[Data entries]
===
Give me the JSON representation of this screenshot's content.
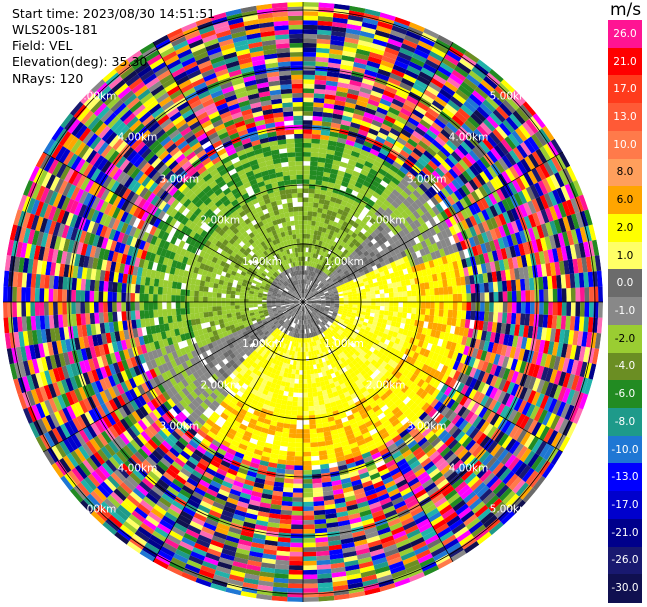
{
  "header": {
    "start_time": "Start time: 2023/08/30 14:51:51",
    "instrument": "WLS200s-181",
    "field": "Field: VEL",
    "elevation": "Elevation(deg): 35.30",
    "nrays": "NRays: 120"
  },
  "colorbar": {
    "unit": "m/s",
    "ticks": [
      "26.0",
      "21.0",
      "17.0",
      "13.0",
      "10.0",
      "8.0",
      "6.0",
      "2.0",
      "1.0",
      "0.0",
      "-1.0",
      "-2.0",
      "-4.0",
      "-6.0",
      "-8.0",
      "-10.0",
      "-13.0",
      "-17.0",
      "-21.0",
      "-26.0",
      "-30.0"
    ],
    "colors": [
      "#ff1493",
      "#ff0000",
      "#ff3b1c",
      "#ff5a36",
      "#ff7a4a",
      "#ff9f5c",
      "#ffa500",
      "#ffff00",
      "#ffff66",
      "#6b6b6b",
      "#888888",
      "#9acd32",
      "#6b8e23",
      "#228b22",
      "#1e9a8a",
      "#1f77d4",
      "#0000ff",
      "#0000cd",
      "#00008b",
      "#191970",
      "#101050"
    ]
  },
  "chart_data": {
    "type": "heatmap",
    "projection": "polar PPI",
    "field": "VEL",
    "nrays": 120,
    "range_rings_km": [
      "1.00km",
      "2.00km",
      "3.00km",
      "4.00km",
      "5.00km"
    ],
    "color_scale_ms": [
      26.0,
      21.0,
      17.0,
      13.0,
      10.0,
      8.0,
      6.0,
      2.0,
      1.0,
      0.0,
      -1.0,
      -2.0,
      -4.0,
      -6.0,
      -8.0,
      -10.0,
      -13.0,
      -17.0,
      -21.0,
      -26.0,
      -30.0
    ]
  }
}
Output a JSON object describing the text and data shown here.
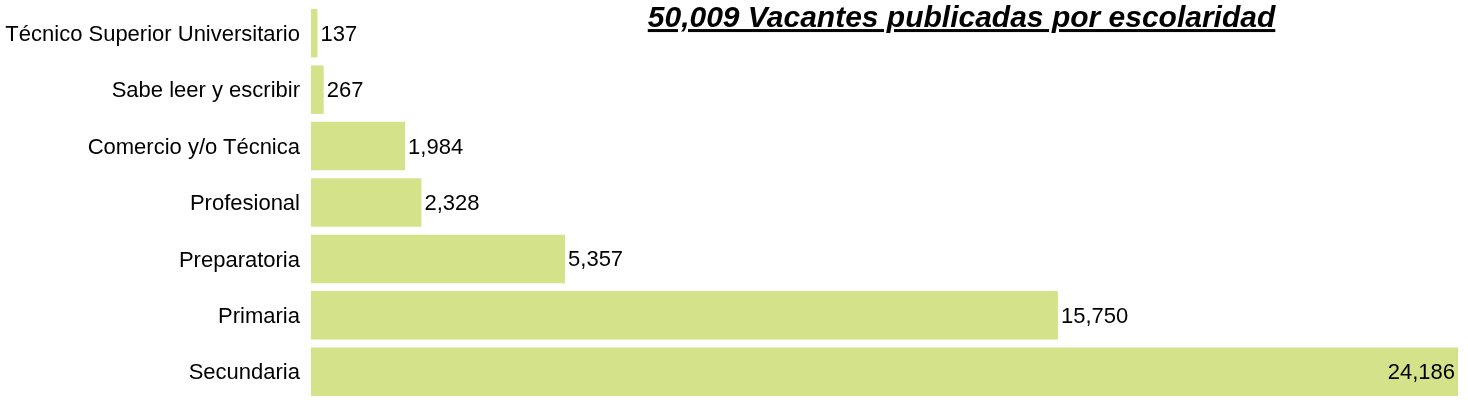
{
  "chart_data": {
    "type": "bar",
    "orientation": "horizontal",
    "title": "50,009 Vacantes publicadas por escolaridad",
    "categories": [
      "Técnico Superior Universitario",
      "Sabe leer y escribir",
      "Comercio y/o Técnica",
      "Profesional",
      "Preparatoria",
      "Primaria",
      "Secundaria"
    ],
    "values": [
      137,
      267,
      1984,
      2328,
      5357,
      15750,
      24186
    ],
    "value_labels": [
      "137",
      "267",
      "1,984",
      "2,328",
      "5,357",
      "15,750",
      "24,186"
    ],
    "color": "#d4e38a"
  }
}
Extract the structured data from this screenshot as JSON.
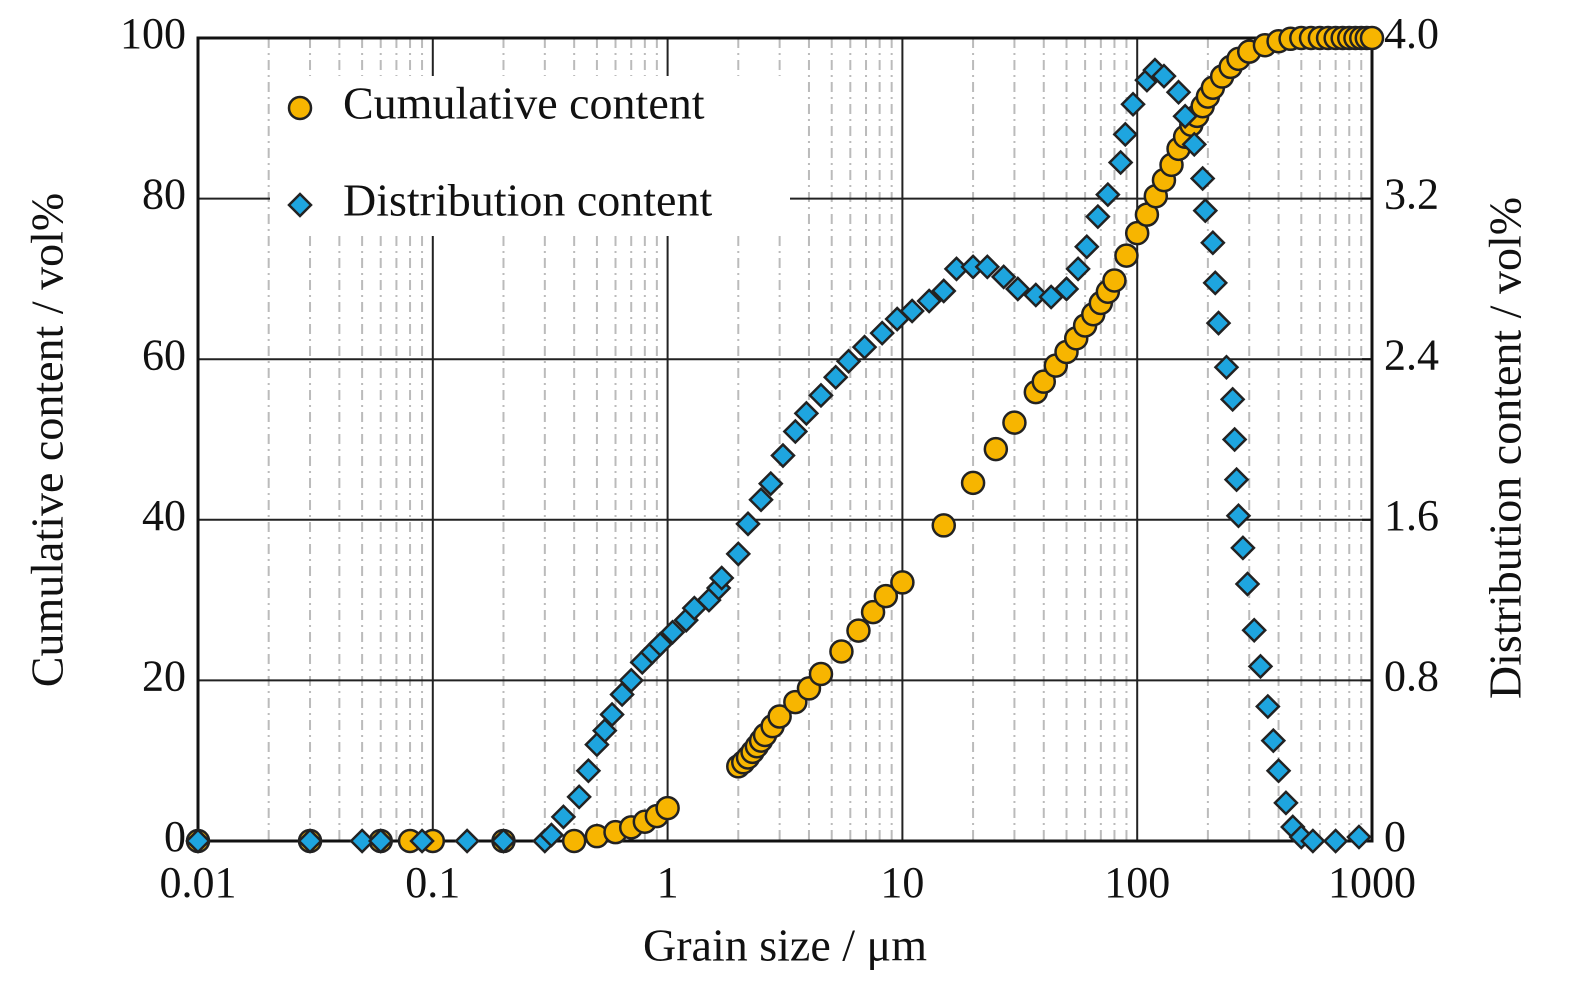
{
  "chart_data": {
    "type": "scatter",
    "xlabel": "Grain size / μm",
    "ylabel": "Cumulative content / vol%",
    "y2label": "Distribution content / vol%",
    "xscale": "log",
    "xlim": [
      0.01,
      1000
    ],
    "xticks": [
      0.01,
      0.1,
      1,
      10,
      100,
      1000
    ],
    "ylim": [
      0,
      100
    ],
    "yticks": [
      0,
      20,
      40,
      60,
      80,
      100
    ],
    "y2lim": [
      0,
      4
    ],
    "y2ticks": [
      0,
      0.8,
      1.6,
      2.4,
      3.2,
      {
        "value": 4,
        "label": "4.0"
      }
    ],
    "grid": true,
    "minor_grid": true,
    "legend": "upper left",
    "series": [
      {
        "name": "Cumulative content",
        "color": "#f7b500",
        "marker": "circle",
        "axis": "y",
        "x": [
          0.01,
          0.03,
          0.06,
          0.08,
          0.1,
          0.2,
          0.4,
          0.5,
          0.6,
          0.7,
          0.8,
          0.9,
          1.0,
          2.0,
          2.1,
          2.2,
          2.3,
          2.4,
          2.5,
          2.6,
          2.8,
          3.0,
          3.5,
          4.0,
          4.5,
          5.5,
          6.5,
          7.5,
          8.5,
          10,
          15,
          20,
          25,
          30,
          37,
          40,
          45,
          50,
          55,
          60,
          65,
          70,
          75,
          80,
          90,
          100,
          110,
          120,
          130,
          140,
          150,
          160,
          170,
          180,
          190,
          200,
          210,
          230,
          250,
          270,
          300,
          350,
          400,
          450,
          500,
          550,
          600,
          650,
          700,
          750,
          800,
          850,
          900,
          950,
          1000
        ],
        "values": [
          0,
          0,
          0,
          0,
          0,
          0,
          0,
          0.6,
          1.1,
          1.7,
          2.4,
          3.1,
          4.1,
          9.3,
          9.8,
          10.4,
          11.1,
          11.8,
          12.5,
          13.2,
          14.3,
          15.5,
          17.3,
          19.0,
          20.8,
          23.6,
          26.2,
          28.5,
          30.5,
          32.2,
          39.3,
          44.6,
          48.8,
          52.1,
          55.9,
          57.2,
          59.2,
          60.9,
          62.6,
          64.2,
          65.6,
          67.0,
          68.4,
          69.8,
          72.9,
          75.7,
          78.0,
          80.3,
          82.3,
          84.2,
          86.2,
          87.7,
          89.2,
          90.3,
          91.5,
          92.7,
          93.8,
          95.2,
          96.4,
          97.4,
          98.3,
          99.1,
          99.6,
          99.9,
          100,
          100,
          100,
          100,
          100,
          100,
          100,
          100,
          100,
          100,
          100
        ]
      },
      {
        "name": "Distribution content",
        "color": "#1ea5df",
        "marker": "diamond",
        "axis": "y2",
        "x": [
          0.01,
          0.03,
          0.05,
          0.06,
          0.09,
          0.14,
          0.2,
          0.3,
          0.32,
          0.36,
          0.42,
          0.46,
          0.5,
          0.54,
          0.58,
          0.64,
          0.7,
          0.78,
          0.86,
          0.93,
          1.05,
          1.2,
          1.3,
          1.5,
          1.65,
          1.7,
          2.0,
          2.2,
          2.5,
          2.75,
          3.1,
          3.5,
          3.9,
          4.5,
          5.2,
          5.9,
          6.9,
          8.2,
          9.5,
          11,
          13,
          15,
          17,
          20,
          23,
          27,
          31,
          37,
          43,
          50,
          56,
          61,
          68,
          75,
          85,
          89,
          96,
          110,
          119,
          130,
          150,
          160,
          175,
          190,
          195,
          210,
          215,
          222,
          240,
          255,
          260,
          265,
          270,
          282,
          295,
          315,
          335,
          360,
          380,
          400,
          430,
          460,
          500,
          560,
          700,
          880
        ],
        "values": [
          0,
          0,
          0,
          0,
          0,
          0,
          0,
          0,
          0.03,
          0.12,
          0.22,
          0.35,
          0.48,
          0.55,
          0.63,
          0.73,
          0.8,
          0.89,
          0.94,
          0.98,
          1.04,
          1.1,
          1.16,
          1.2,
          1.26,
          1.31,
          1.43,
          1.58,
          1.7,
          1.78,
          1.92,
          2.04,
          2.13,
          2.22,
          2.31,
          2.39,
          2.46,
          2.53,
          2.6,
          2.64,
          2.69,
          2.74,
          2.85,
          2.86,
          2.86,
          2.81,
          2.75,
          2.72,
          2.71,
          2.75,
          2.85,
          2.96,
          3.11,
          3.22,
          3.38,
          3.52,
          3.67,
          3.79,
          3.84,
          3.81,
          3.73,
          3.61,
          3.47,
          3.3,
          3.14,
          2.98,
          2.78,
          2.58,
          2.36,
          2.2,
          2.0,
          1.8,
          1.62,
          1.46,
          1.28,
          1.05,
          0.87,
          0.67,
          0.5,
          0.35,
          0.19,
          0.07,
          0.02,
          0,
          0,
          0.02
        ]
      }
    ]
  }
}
===
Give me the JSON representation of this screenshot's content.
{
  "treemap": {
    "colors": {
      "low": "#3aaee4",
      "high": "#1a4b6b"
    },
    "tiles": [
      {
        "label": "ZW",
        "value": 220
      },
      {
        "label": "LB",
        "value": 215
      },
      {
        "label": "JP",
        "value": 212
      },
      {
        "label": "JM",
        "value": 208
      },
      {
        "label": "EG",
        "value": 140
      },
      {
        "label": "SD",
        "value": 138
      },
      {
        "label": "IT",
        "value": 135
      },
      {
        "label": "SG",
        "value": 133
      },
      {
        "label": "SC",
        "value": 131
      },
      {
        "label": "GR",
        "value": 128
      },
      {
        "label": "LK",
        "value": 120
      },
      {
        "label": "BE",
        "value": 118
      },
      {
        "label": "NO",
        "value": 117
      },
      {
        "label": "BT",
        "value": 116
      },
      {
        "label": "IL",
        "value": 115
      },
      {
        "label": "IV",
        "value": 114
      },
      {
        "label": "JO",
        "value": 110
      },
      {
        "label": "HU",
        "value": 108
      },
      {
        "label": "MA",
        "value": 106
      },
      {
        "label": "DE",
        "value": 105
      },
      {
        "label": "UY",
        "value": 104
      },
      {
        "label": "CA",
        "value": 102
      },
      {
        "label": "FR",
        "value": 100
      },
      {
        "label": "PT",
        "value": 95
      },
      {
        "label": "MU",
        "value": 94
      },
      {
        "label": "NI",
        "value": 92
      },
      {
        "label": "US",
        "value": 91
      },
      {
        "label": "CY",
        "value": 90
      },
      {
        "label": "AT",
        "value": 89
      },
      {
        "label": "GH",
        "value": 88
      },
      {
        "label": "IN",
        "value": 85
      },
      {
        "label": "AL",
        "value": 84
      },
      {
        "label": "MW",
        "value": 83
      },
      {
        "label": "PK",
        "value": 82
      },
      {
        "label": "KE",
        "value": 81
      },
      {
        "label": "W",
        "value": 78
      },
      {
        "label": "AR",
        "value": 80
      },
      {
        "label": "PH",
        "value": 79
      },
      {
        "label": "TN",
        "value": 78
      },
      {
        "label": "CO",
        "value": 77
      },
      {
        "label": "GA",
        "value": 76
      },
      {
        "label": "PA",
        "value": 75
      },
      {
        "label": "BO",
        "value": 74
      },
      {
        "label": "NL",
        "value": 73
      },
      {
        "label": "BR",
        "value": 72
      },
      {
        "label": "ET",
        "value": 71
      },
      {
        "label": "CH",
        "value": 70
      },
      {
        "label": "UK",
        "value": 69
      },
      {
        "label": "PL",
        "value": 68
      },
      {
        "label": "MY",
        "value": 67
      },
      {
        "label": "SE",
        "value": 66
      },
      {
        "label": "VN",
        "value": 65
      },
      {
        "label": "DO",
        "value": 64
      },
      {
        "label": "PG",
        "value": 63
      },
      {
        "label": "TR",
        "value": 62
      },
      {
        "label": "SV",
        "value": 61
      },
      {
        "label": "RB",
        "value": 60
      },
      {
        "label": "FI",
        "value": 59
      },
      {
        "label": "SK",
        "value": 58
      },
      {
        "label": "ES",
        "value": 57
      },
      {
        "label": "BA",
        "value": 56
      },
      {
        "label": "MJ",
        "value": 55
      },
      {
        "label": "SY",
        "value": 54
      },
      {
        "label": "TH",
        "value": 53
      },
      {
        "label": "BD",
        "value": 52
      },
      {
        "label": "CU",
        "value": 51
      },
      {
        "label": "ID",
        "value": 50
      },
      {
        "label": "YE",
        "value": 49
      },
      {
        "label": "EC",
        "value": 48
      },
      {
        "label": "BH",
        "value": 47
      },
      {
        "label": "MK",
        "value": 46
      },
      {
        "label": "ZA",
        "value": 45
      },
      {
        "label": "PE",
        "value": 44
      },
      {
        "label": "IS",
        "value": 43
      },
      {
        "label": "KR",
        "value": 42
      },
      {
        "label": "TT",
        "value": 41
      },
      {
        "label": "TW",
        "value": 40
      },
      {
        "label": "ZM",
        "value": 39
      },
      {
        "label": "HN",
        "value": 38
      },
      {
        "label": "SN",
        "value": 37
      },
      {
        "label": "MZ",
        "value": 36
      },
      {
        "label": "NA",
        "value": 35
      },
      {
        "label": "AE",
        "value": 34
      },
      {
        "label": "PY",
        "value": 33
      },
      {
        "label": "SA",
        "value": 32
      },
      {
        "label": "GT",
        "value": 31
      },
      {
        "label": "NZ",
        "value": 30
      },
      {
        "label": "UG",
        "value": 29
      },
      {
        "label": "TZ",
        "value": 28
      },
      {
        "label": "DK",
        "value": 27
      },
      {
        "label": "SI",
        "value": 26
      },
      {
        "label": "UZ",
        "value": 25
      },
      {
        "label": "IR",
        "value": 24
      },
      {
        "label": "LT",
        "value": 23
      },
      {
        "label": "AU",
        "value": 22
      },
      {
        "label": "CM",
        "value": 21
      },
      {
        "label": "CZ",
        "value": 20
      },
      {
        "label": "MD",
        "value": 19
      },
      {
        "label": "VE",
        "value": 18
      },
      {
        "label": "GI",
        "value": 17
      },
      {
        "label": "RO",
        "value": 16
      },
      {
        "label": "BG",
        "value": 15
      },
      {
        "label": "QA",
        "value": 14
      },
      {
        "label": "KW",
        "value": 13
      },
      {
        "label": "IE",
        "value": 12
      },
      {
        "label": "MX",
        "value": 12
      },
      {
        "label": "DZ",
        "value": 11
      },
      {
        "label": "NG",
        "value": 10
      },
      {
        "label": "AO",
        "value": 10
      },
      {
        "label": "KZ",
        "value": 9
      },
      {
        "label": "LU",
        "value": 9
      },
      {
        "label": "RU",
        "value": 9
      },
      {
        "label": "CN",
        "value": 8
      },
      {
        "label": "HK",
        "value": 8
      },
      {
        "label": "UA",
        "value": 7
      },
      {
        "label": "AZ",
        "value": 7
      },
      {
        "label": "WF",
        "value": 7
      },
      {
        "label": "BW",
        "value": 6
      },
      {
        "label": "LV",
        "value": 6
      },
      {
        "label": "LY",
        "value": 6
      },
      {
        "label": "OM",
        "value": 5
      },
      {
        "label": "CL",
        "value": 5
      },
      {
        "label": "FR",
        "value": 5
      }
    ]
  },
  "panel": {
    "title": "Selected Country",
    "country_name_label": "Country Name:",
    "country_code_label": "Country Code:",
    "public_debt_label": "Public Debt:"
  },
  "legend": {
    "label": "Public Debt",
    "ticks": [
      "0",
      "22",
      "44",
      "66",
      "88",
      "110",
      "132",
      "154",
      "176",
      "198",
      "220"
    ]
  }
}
===
◆ **GIVEN TASK**:
Of all the lines above, how many contain the word "title"? Answer with only the number.

◆ **CORRECT ANSWER**:
2